#### TASK REQUIREMENTS:
Extract every line from the records below that contains the word "Index".

**** GIVEN DATA ****

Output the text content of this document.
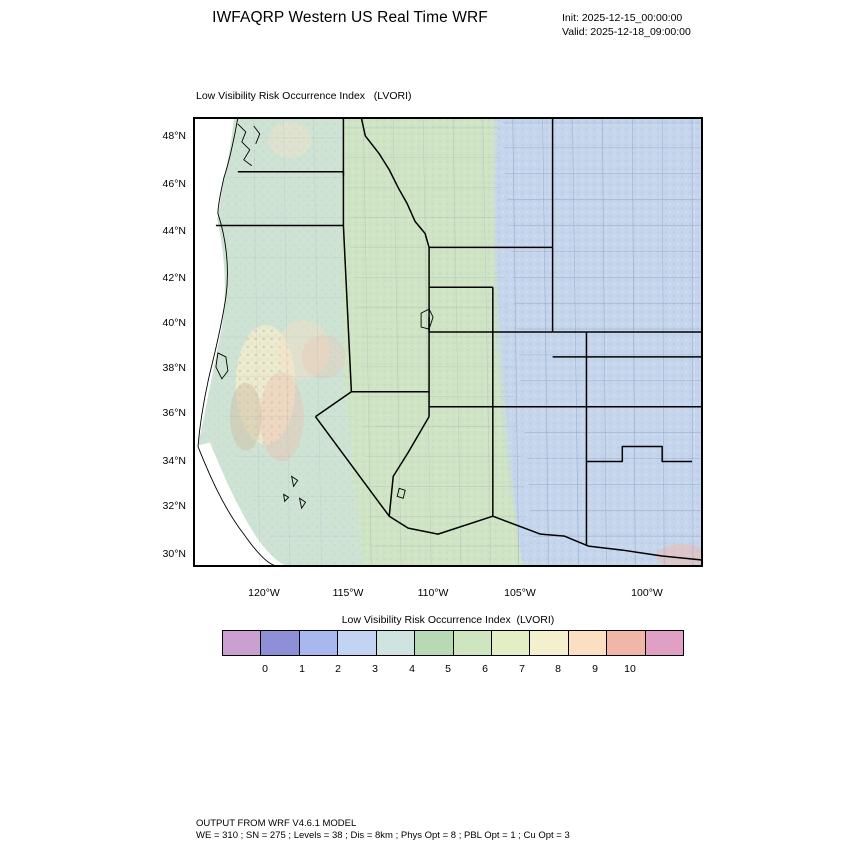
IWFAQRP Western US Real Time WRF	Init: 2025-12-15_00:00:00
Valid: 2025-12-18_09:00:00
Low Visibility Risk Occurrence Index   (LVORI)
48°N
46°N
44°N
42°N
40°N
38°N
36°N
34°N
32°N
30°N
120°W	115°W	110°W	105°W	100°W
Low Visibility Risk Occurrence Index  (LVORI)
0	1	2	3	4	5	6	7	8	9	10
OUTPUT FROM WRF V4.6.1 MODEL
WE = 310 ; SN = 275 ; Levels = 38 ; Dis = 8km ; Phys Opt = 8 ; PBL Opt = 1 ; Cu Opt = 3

****

#### SOLUTION FOR THIS PROBLEM:
Low Visibility Risk Occurrence Index   (LVORI)
Low Visibility Risk Occurrence Index  (LVORI)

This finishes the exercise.